What to work on: Rewrite each of the following records as a JSON list of strings, one string per line, leaving out blank lines.

** begin **

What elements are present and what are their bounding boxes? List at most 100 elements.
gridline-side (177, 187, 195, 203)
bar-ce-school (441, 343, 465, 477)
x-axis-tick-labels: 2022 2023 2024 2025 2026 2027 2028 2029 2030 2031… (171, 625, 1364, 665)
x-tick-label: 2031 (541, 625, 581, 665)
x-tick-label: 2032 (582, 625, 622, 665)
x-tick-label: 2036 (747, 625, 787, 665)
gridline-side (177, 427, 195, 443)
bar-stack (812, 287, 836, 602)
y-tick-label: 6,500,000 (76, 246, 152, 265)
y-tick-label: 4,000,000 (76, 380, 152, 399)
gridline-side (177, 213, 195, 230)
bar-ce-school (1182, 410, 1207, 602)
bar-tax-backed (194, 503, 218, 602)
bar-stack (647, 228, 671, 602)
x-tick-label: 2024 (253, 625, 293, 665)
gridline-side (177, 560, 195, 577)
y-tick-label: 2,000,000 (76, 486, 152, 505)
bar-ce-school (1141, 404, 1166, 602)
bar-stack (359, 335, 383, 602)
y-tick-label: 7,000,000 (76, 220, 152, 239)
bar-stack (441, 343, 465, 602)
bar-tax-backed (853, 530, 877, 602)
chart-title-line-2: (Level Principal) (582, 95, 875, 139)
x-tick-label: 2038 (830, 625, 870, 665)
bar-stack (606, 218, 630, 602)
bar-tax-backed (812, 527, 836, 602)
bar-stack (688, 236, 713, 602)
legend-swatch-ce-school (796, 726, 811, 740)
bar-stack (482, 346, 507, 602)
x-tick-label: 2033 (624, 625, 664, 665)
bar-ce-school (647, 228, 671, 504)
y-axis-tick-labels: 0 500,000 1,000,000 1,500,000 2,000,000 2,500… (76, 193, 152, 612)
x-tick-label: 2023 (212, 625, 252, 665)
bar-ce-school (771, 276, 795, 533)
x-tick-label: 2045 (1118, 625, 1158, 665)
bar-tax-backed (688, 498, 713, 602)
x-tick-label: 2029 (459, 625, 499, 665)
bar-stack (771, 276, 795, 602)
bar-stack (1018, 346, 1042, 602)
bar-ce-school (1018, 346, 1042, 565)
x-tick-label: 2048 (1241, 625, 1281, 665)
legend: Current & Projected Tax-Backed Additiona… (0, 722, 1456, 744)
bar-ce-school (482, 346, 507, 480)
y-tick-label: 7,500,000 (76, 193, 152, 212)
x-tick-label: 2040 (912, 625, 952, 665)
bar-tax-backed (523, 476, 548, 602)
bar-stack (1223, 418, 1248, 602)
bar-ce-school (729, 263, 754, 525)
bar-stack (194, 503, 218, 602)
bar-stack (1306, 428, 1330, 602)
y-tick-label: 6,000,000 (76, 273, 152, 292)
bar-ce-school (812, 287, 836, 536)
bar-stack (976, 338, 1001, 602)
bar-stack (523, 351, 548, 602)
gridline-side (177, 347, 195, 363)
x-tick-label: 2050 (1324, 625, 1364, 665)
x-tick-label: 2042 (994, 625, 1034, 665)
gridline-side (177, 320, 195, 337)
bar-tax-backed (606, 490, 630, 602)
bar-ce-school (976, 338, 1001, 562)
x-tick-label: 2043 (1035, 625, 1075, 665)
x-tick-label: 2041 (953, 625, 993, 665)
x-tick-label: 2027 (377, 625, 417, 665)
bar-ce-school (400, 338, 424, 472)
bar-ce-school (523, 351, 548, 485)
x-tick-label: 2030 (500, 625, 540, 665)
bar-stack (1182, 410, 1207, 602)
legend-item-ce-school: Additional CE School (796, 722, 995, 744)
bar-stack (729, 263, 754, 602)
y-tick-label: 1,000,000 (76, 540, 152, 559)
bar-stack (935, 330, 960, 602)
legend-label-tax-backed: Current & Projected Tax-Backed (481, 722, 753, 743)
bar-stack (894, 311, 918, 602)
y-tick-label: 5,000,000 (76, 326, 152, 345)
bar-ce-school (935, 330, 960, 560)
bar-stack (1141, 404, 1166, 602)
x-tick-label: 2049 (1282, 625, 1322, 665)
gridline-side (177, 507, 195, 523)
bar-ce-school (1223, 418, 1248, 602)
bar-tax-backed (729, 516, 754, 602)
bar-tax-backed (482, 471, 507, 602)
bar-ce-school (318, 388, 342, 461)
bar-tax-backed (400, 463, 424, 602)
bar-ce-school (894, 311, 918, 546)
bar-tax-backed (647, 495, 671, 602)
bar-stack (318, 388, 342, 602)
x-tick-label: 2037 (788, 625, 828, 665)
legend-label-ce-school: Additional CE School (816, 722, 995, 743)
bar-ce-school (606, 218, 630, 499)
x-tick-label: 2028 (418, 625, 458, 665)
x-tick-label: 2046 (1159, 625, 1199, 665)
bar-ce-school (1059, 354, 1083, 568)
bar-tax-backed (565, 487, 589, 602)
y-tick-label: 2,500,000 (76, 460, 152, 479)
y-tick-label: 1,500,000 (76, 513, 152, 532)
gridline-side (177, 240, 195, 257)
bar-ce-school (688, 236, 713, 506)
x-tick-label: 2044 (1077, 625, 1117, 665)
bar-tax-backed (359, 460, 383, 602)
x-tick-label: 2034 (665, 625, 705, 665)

** end **

Response to the exercise:
[
  "What elements are present and what are their bounding boxes? List at most 100 elements.",
  "gridline-side (177, 187, 195, 203)",
  "bar-ce-school (441, 343, 465, 477)",
  "x-axis-tick-labels: 2022 2023 2024 2025 2026 2027 2028 2029 2030 2031… (171, 625, 1364, 665)",
  "x-tick-label: 2031 (541, 625, 581, 665)",
  "x-tick-label: 2032 (582, 625, 622, 665)",
  "x-tick-label: 2036 (747, 625, 787, 665)",
  "gridline-side (177, 427, 195, 443)",
  "bar-stack (812, 287, 836, 602)",
  "y-tick-label: 6,500,000 (76, 246, 152, 265)",
  "y-tick-label: 4,000,000 (76, 380, 152, 399)",
  "gridline-side (177, 213, 195, 230)",
  "bar-ce-school (1182, 410, 1207, 602)",
  "bar-tax-backed (194, 503, 218, 602)",
  "bar-stack (647, 228, 671, 602)",
  "x-tick-label: 2024 (253, 625, 293, 665)",
  "gridline-side (177, 560, 195, 577)",
  "y-tick-label: 2,000,000 (76, 486, 152, 505)",
  "bar-ce-school (1141, 404, 1166, 602)",
  "bar-stack (359, 335, 383, 602)",
  "y-tick-label: 7,000,000 (76, 220, 152, 239)",
  "bar-stack (441, 343, 465, 602)",
  "bar-tax-backed (853, 530, 877, 602)",
  "chart-title-line-2: (Level Principal) (582, 95, 875, 139)",
  "x-tick-label: 2038 (830, 625, 870, 665)",
  "bar-stack (606, 218, 630, 602)",
  "bar-tax-backed (812, 527, 836, 602)",
  "bar-stack (688, 236, 713, 602)",
  "legend-swatch-ce-school (796, 726, 811, 740)",
  "bar-stack (482, 346, 507, 602)",
  "x-tick-label: 2033 (624, 625, 664, 665)",
  "bar-ce-school (647, 228, 671, 504)",
  "y-axis-tick-labels: 0 500,000 1,000,000 1,500,000 2,000,000 2,500… (76, 193, 152, 612)",
  "x-tick-label: 2023 (212, 625, 252, 665)",
  "bar-ce-school (771, 276, 795, 533)",
  "x-tick-label: 2045 (1118, 625, 1158, 665)",
  "bar-tax-backed (688, 498, 713, 602)",
  "x-tick-label: 2029 (459, 625, 499, 665)",
  "bar-stack (771, 276, 795, 602)",
  "bar-stack (1018, 346, 1042, 602)",
  "bar-ce-school (1018, 346, 1042, 565)",
  "x-tick-label: 2048 (1241, 625, 1281, 665)",
  "legend: Current & Projected Tax-Backed Additiona… (0, 722, 1456, 744)",
  "bar-ce-school (482, 346, 507, 480)",
  "y-tick-label: 7,500,000 (76, 193, 152, 212)",
  "x-tick-label: 2040 (912, 625, 952, 665)",
  "bar-tax-backed (523, 476, 548, 602)",
  "bar-stack (1223, 418, 1248, 602)",
  "bar-ce-school (729, 263, 754, 525)",
  "bar-stack (194, 503, 218, 602)",
  "bar-stack (1306, 428, 1330, 602)",
  "y-tick-label: 6,000,000 (76, 273, 152, 292)",
  "bar-ce-school (812, 287, 836, 536)",
  "bar-stack (976, 338, 1001, 602)",
  "bar-stack (523, 351, 548, 602)",
  "gridline-side (177, 347, 195, 363)",
  "x-tick-label: 2050 (1324, 625, 1364, 665)",
  "x-tick-label: 2042 (994, 625, 1034, 665)",
  "gridline-side (177, 320, 195, 337)",
  "bar-tax-backed (606, 490, 630, 602)",
  "bar-ce-school (976, 338, 1001, 562)",
  "x-tick-label: 2043 (1035, 625, 1075, 665)",
  "x-tick-label: 2041 (953, 625, 993, 665)",
  "x-tick-label: 2027 (377, 625, 417, 665)",
  "bar-ce-school (400, 338, 424, 472)",
  "bar-ce-school (523, 351, 548, 485)",
  "x-tick-label: 2030 (500, 625, 540, 665)",
  "bar-stack (1182, 410, 1207, 602)",
  "legend-item-ce-school: Additional CE School (796, 722, 995, 744)",
  "bar-stack (729, 263, 754, 602)",
  "y-tick-label: 1,000,000 (76, 540, 152, 559)",
  "bar-stack (935, 330, 960, 602)",
  "legend-label-tax-backed: Current & Projected Tax-Backed (481, 722, 753, 743)",
  "bar-stack (894, 311, 918, 602)",
  "y-tick-label: 5,000,000 (76, 326, 152, 345)",
  "bar-ce-school (935, 330, 960, 560)",
  "bar-stack (1141, 404, 1166, 602)",
  "x-tick-label: 2049 (1282, 625, 1322, 665)",
  "gridline-side (177, 507, 195, 523)",
  "bar-ce-school (1223, 418, 1248, 602)",
  "bar-tax-backed (729, 516, 754, 602)",
  "bar-tax-backed (482, 471, 507, 602)",
  "bar-ce-school (318, 388, 342, 461)",
  "bar-tax-backed (400, 463, 424, 602)",
  "bar-ce-school (894, 311, 918, 546)",
  "bar-tax-backed (647, 495, 671, 602)",
  "bar-stack (318, 388, 342, 602)",
  "x-tick-label: 2037 (788, 625, 828, 665)",
  "legend-label-ce-school: Additional CE School (816, 722, 995, 743)",
  "bar-ce-school (606, 218, 630, 499)",
  "x-tick-label: 2028 (418, 625, 458, 665)",
  "x-tick-label: 2046 (1159, 625, 1199, 665)",
  "bar-ce-school (1059, 354, 1083, 568)",
  "bar-tax-backed (565, 487, 589, 602)",
  "y-tick-label: 2,500,000 (76, 460, 152, 479)",
  "y-tick-label: 1,500,000 (76, 513, 152, 532)",
  "gridline-side (177, 240, 195, 257)",
  "bar-ce-school (688, 236, 713, 506)",
  "x-tick-label: 2044 (1077, 625, 1117, 665)",
  "bar-tax-backed (359, 460, 383, 602)",
  "x-tick-label: 2034 (665, 625, 705, 665)"
]